- WRITTEN INSTRUCTION
Using the listing below, extract each line that has the word "法兰尺寸" in it.

-*-*-

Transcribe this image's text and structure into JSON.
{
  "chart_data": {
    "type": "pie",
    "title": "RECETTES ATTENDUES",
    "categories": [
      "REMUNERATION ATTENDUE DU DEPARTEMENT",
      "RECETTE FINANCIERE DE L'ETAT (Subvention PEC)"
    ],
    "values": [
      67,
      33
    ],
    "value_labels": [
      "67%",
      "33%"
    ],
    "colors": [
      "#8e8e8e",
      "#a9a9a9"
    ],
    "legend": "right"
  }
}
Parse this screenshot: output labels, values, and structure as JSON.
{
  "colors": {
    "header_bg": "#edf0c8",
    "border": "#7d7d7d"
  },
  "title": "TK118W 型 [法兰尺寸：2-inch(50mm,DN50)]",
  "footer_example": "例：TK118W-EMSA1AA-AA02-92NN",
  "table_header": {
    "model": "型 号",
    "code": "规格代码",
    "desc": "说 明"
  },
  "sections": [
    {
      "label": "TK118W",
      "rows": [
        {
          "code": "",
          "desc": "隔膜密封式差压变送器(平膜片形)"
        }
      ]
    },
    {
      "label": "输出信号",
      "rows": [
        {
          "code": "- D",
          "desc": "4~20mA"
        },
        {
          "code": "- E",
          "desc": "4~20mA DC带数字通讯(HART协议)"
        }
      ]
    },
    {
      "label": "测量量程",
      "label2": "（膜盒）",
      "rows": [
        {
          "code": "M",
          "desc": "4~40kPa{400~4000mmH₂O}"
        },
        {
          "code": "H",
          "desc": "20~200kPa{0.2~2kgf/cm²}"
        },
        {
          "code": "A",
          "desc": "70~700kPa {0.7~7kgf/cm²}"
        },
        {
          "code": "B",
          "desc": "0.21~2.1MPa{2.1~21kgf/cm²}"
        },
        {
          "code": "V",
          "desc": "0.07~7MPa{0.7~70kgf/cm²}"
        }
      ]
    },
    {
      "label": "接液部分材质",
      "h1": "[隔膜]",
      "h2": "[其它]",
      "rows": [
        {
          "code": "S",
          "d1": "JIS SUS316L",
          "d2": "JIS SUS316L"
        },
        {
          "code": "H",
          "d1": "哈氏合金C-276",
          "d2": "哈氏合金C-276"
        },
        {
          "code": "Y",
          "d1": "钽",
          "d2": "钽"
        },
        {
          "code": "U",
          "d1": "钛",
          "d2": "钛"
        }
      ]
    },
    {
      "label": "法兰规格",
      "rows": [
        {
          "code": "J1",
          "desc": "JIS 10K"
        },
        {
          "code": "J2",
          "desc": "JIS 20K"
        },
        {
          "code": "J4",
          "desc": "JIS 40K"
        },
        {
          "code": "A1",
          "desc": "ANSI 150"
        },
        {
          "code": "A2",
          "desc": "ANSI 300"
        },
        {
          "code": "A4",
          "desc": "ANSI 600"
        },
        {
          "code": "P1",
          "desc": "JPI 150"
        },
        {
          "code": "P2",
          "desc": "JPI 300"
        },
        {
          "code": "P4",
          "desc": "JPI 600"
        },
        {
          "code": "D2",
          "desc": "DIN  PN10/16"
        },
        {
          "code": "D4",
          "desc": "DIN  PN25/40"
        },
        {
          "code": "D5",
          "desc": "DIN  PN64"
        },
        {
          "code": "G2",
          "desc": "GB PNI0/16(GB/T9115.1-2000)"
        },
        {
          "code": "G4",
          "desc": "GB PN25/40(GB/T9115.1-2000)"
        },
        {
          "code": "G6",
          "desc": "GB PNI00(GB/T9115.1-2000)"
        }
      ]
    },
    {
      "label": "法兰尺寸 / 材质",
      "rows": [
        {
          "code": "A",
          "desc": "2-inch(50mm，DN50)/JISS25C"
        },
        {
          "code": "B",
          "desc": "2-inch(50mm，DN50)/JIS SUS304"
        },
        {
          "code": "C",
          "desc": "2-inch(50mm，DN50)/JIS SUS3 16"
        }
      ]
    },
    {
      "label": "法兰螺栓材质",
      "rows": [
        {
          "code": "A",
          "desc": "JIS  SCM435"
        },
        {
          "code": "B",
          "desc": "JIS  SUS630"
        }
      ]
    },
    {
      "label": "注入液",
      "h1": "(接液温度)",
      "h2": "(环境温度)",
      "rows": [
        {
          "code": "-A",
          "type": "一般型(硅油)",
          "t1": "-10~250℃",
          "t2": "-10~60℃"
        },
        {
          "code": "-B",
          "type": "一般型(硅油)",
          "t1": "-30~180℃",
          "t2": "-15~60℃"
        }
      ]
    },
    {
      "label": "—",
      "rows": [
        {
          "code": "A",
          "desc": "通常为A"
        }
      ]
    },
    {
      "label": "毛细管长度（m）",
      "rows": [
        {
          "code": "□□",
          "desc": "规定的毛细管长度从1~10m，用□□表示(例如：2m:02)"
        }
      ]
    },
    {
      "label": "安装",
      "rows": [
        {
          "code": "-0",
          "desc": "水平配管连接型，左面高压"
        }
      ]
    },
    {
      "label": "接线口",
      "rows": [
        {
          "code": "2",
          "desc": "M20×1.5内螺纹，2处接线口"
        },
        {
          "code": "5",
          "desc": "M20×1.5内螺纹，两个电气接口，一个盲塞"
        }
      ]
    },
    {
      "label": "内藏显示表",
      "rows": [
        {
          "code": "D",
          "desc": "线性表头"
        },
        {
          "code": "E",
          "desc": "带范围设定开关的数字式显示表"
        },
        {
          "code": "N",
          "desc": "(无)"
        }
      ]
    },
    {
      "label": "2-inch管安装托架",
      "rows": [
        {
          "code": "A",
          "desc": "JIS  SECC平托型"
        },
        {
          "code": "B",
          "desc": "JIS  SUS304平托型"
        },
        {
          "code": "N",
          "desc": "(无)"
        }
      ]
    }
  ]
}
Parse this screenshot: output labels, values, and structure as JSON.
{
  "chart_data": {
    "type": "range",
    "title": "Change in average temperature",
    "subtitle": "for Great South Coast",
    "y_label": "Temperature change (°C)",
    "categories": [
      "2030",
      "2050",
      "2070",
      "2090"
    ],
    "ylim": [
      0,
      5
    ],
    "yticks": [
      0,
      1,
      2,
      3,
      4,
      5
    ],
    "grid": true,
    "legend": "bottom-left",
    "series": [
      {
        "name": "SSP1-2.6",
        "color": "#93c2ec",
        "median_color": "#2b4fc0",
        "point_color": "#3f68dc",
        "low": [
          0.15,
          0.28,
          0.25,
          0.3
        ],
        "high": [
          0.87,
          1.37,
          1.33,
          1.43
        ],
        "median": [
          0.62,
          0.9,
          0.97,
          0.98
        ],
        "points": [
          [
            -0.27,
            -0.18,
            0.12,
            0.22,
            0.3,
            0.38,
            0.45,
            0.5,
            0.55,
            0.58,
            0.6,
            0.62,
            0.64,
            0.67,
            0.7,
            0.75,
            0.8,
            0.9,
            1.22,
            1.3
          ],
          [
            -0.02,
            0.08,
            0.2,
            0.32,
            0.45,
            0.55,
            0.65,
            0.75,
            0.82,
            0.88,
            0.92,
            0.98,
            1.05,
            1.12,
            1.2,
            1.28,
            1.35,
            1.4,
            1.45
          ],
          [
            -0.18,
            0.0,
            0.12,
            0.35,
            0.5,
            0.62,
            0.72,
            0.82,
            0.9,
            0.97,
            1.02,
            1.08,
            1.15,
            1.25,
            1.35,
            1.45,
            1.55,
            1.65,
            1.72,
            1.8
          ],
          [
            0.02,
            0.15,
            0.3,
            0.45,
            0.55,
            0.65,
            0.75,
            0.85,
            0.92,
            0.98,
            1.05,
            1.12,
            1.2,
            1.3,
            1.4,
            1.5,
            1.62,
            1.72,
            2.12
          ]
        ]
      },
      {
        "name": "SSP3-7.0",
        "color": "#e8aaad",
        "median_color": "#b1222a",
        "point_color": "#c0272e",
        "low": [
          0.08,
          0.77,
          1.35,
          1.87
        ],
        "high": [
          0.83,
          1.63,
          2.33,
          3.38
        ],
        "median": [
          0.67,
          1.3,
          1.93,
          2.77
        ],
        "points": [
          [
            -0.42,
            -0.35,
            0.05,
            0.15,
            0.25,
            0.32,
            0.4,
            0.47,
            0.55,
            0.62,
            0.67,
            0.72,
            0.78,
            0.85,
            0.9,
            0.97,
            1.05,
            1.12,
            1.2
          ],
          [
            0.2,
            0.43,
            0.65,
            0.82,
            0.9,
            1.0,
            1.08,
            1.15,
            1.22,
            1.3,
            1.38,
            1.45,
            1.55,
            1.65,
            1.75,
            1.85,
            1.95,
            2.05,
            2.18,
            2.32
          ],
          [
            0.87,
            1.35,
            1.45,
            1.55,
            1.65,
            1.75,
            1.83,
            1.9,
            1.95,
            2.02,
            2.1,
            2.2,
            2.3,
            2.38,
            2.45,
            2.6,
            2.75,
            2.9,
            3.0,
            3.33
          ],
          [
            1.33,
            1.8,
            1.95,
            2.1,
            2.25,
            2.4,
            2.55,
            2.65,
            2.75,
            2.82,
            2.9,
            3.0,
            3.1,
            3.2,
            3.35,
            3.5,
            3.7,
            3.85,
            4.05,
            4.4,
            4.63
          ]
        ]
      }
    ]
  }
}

-*-*-

- ANSWER TO THIS PROBLEM
  "title": "TK118W 型 [法兰尺寸：2-inch(50mm,DN50)]",
      "label": "法兰尺寸 / 材质",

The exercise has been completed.